Collect each line of the records containing the string "SAMBUTAN".

[begin EXERCISE DATA]

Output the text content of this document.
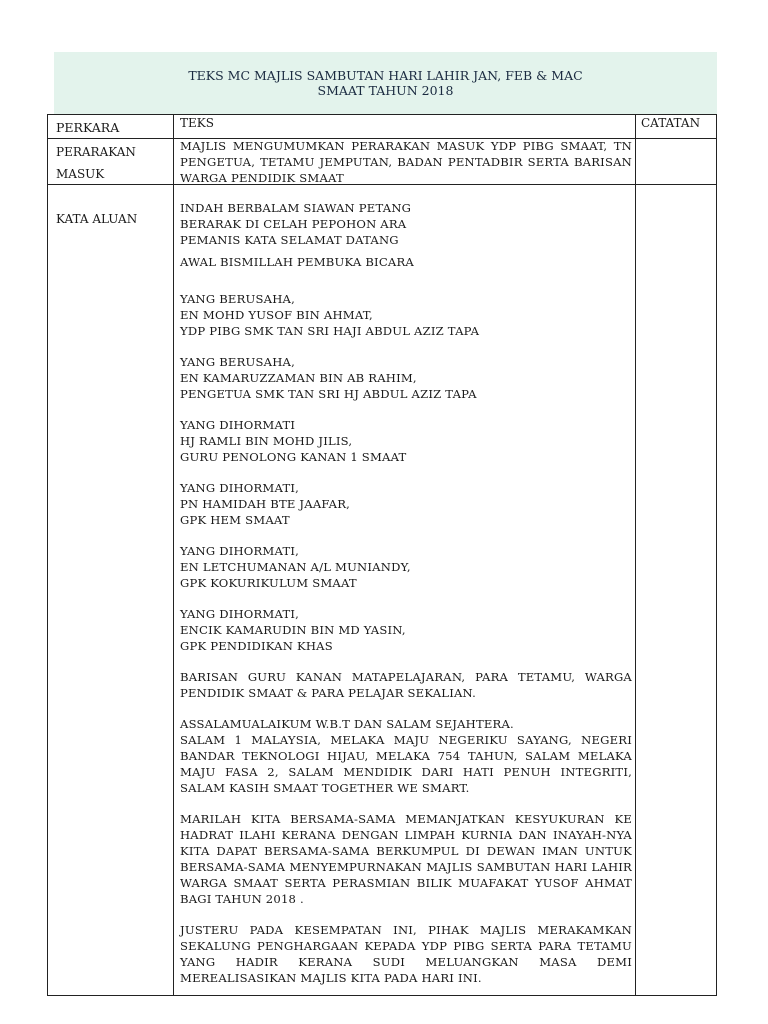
TEKS MC MAJLIS SAMBUTAN HARI LAHIR JAN, FEB & MAC
SMAAT TAHUN 2018
PERKARA	TEKS	CATATAN
PERARAKAN
MASUK
MAJLIS MENGUMUMKAN PERARAKAN MASUK YDP PIBG SMAAT, TN PENGETUA, TETAMU JEMPUTAN, BADAN PENTADBIR SERTA BARISAN WARGA PENDIDIK SMAAT
KATA ALUAN

INDAH BERBALAM SIAWAN PETANG
BERARAK DI CELAH PEPOHON ARA
PEMANIS KATA SELAMAT DATANG

AWAL BISMILLAH PEMBUKA BICARA

YANG BERUSAHA,
EN MOHD YUSOF BIN AHMAT,
YDP PIBG SMK TAN SRI HAJI ABDUL AZIZ TAPA

YANG BERUSAHA,
EN KAMARUZZAMAN BIN AB RAHIM,
PENGETUA SMK TAN SRI HJ ABDUL AZIZ TAPA

YANG DIHORMATI
HJ RAMLI BIN MOHD JILIS,
GURU PENOLONG KANAN 1 SMAAT

YANG DIHORMATI,
PN HAMIDAH BTE JAAFAR,
GPK HEM SMAAT

YANG DIHORMATI,
EN LETCHUMANAN A/L MUNIANDY,
GPK KOKURIKULUM SMAAT

YANG DIHORMATI,
ENCIK KAMARUDIN BIN MD YASIN,
GPK PENDIDIKAN KHAS

BARISAN GURU KANAN MATAPELAJARAN, PARA TETAMU, WARGA PENDIDIK SMAAT & PARA PELAJAR SEKALIAN.

ASSALAMUALAIKUM W.B.T DAN SALAM SEJAHTERA.

SALAM 1 MALAYSIA, MELAKA MAJU NEGERIKU SAYANG, NEGERI BANDAR TEKNOLOGI HIJAU, MELAKA 754 TAHUN, SALAM MELAKA MAJU FASA 2, SALAM MENDIDIK DARI HATI PENUH INTEGRITI, SALAM KASIH SMAAT TOGETHER WE SMART.

MARILAH KITA BERSAMA-SAMA MEMANJATKAN KESYUKURAN KE HADRAT ILAHI KERANA DENGAN LIMPAH KURNIA DAN INAYAH-NYA KITA DAPAT BERSAMA-SAMA BERKUMPUL DI DEWAN IMAN UNTUK BERSAMA-SAMA MENYEMPURNAKAN MAJLIS SAMBUTAN HARI LAHIR WARGA SMAAT SERTA PERASMIAN BILIK MUAFAKAT YUSOF AHMAT BAGI TAHUN 2018 .

JUSTERU PADA KESEMPATAN INI, PIHAK MAJLIS MERAKAMKAN SEKALUNG PENGHARGAAN KEPADA YDP PIBG SERTA PARA TETAMU YANG HADIR KERANA SUDI MELUANGKAN MASA DEMI MEREALISASIKAN MAJLIS KITA PADA HARI INI.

[end EXERCISE DATA]

■ **EXPECTED ANSWER**:
TEKS MC MAJLIS SAMBUTAN HARI LAHIR JAN, FEB & MAC
MARILAH KITA BERSAMA-SAMA MEMANJATKAN KESYUKURAN KE HADRAT ILAHI KERANA DENGAN LIMPAH KURNIA DAN INAYAH-NYA KITA DAPAT BERSAMA-SAMA BERKUMPUL DI DEWAN IMAN UNTUK BERSAMA-SAMA MENYEMPURNAKAN MAJLIS SAMBUTAN HARI LAHIR WARGA SMAAT SERTA PERASMIAN BILIK MUAFAKAT YUSOF AHMAT BAGI TAHUN 2018 .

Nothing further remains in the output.